Problem to work on: Omit any picture, and return the remaining data exactly as written.

Material shown:
******

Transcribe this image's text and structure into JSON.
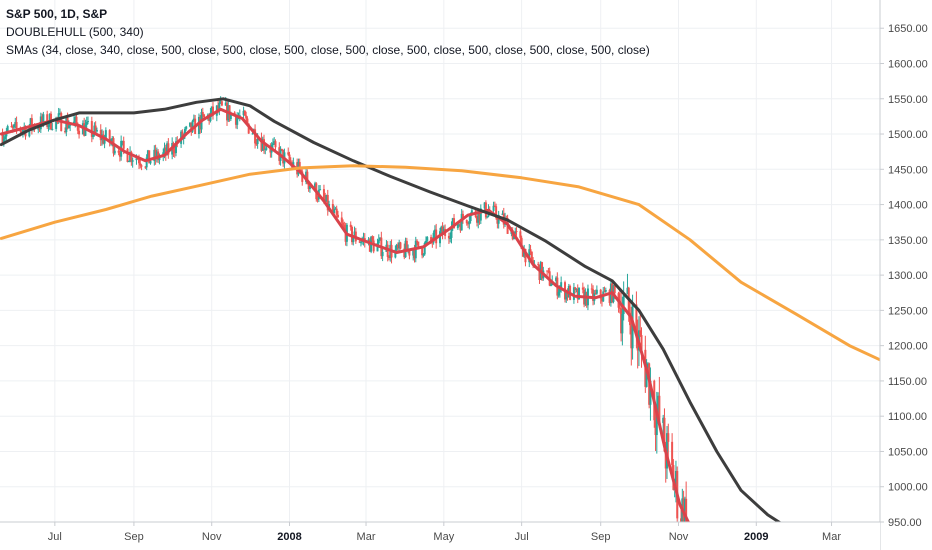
{
  "header": {
    "title": "S&P 500, 1D, S&P",
    "indicator_1": "DOUBLEHULL (500, 340)",
    "indicator_2": "SMAs (34, close, 340, close, 500, close, 500, close, 500, close, 500, close, 500, close, 500, close, 500, close, 500, close)"
  },
  "colors": {
    "up": "#26a69a",
    "down": "#ef5350",
    "sma34": "#d9434b",
    "sma340": "#3d3d3d",
    "sma500": "#f7a541",
    "grid": "#eef0f3",
    "axis": "#c9ccd1"
  },
  "chart_data": {
    "type": "line",
    "title": "S&P 500, 1D, S&P",
    "x_tick_labels": [
      "Jul",
      "Sep",
      "Nov",
      "2008",
      "Mar",
      "May",
      "Jul",
      "Sep",
      "Nov",
      "2009",
      "Mar"
    ],
    "y_tick_labels": [
      "950.00",
      "1000.00",
      "1050.00",
      "1100.00",
      "1150.00",
      "1200.00",
      "1250.00",
      "1300.00",
      "1350.00",
      "1400.00",
      "1450.00",
      "1500.00",
      "1550.00",
      "1600.00",
      "1650.00"
    ],
    "ylim": [
      950,
      1690
    ],
    "x_range": [
      "2007-05-19",
      "2009-04-08"
    ],
    "series": [
      {
        "name": "SMA 34",
        "key": "sma34",
        "x": [
          "2007-05-20",
          "2007-06-10",
          "2007-07-01",
          "2007-07-20",
          "2007-08-10",
          "2007-08-25",
          "2007-09-10",
          "2007-09-25",
          "2007-10-12",
          "2007-10-25",
          "2007-11-08",
          "2007-11-25",
          "2007-12-10",
          "2007-12-25",
          "2008-01-10",
          "2008-01-28",
          "2008-02-15",
          "2008-03-05",
          "2008-03-25",
          "2008-04-15",
          "2008-05-05",
          "2008-05-20",
          "2008-06-05",
          "2008-06-20",
          "2008-07-10",
          "2008-07-28",
          "2008-08-12",
          "2008-08-28",
          "2008-09-10",
          "2008-09-25",
          "2008-10-08",
          "2008-10-22",
          "2008-11-02",
          "2008-11-10"
        ],
        "values": [
          1500,
          1510,
          1520,
          1512,
          1493,
          1475,
          1462,
          1470,
          1500,
          1520,
          1535,
          1522,
          1490,
          1470,
          1445,
          1405,
          1358,
          1345,
          1332,
          1340,
          1365,
          1385,
          1392,
          1372,
          1315,
          1285,
          1270,
          1268,
          1275,
          1240,
          1160,
          1050,
          975,
          945
        ]
      },
      {
        "name": "SMA 340",
        "key": "sma340",
        "x": [
          "2007-05-20",
          "2007-06-10",
          "2007-07-01",
          "2007-07-20",
          "2007-08-10",
          "2007-09-01",
          "2007-09-25",
          "2007-10-20",
          "2007-11-10",
          "2007-12-01",
          "2007-12-20",
          "2008-01-20",
          "2008-02-20",
          "2008-03-20",
          "2008-04-20",
          "2008-05-20",
          "2008-06-20",
          "2008-07-20",
          "2008-08-20",
          "2008-09-10",
          "2008-10-01",
          "2008-10-20",
          "2008-11-10",
          "2008-12-01",
          "2008-12-20",
          "2009-01-10",
          "2009-01-23"
        ],
        "values": [
          1485,
          1505,
          1520,
          1530,
          1530,
          1530,
          1535,
          1545,
          1550,
          1540,
          1518,
          1488,
          1462,
          1440,
          1418,
          1398,
          1378,
          1348,
          1312,
          1292,
          1250,
          1195,
          1120,
          1050,
          995,
          960,
          945
        ]
      },
      {
        "name": "SMA 500",
        "key": "sma500",
        "x": [
          "2007-05-20",
          "2007-07-01",
          "2007-08-10",
          "2007-09-15",
          "2007-10-25",
          "2007-12-01",
          "2008-01-10",
          "2008-02-20",
          "2008-04-01",
          "2008-05-15",
          "2008-07-01",
          "2008-08-15",
          "2008-10-01",
          "2008-11-10",
          "2008-12-20",
          "2009-02-01",
          "2009-03-15",
          "2009-04-08"
        ],
        "values": [
          1352,
          1375,
          1393,
          1412,
          1428,
          1443,
          1452,
          1455,
          1453,
          1448,
          1438,
          1425,
          1400,
          1350,
          1290,
          1245,
          1200,
          1180
        ]
      }
    ]
  }
}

******

Result below:
Transcribe this image's text and structure into JSON.
{
  "header": {
    "title": "S&P 500, 1D, S&P",
    "indicator_1": "DOUBLEHULL (500, 340)",
    "indicator_2": "SMAs (34, close, 340, close, 500, close, 500, close, 500, close, 500, close, 500, close, 500, close, 500, close, 500, close)"
  },
  "colors": {
    "up": "#26a69a",
    "down": "#ef5350",
    "sma34": "#d9434b",
    "sma340": "#3d3d3d",
    "sma500": "#f7a541",
    "grid": "#eef0f3",
    "axis": "#c9ccd1"
  },
  "chart_data": {
    "type": "line",
    "title": "S&P 500, 1D, S&P",
    "x_tick_labels": [
      "Jul",
      "Sep",
      "Nov",
      "2008",
      "Mar",
      "May",
      "Jul",
      "Sep",
      "Nov",
      "2009",
      "Mar"
    ],
    "y_tick_labels": [
      "950.00",
      "1000.00",
      "1050.00",
      "1100.00",
      "1150.00",
      "1200.00",
      "1250.00",
      "1300.00",
      "1350.00",
      "1400.00",
      "1450.00",
      "1500.00",
      "1550.00",
      "1600.00",
      "1650.00"
    ],
    "ylim": [
      950,
      1690
    ],
    "x_range": [
      "2007-05-19",
      "2009-04-08"
    ],
    "series": [
      {
        "name": "SMA 34",
        "key": "sma34",
        "x": [
          "2007-05-20",
          "2007-06-10",
          "2007-07-01",
          "2007-07-20",
          "2007-08-10",
          "2007-08-25",
          "2007-09-10",
          "2007-09-25",
          "2007-10-12",
          "2007-10-25",
          "2007-11-08",
          "2007-11-25",
          "2007-12-10",
          "2007-12-25",
          "2008-01-10",
          "2008-01-28",
          "2008-02-15",
          "2008-03-05",
          "2008-03-25",
          "2008-04-15",
          "2008-05-05",
          "2008-05-20",
          "2008-06-05",
          "2008-06-20",
          "2008-07-10",
          "2008-07-28",
          "2008-08-12",
          "2008-08-28",
          "2008-09-10",
          "2008-09-25",
          "2008-10-08",
          "2008-10-22",
          "2008-11-02",
          "2008-11-10"
        ],
        "values": [
          1500,
          1510,
          1520,
          1512,
          1493,
          1475,
          1462,
          1470,
          1500,
          1520,
          1535,
          1522,
          1490,
          1470,
          1445,
          1405,
          1358,
          1345,
          1332,
          1340,
          1365,
          1385,
          1392,
          1372,
          1315,
          1285,
          1270,
          1268,
          1275,
          1240,
          1160,
          1050,
          975,
          945
        ]
      },
      {
        "name": "SMA 340",
        "key": "sma340",
        "x": [
          "2007-05-20",
          "2007-06-10",
          "2007-07-01",
          "2007-07-20",
          "2007-08-10",
          "2007-09-01",
          "2007-09-25",
          "2007-10-20",
          "2007-11-10",
          "2007-12-01",
          "2007-12-20",
          "2008-01-20",
          "2008-02-20",
          "2008-03-20",
          "2008-04-20",
          "2008-05-20",
          "2008-06-20",
          "2008-07-20",
          "2008-08-20",
          "2008-09-10",
          "2008-10-01",
          "2008-10-20",
          "2008-11-10",
          "2008-12-01",
          "2008-12-20",
          "2009-01-10",
          "2009-01-23"
        ],
        "values": [
          1485,
          1505,
          1520,
          1530,
          1530,
          1530,
          1535,
          1545,
          1550,
          1540,
          1518,
          1488,
          1462,
          1440,
          1418,
          1398,
          1378,
          1348,
          1312,
          1292,
          1250,
          1195,
          1120,
          1050,
          995,
          960,
          945
        ]
      },
      {
        "name": "SMA 500",
        "key": "sma500",
        "x": [
          "2007-05-20",
          "2007-07-01",
          "2007-08-10",
          "2007-09-15",
          "2007-10-25",
          "2007-12-01",
          "2008-01-10",
          "2008-02-20",
          "2008-04-01",
          "2008-05-15",
          "2008-07-01",
          "2008-08-15",
          "2008-10-01",
          "2008-11-10",
          "2008-12-20",
          "2009-02-01",
          "2009-03-15",
          "2009-04-08"
        ],
        "values": [
          1352,
          1375,
          1393,
          1412,
          1428,
          1443,
          1452,
          1455,
          1453,
          1448,
          1438,
          1425,
          1400,
          1350,
          1290,
          1245,
          1200,
          1180
        ]
      }
    ]
  }
}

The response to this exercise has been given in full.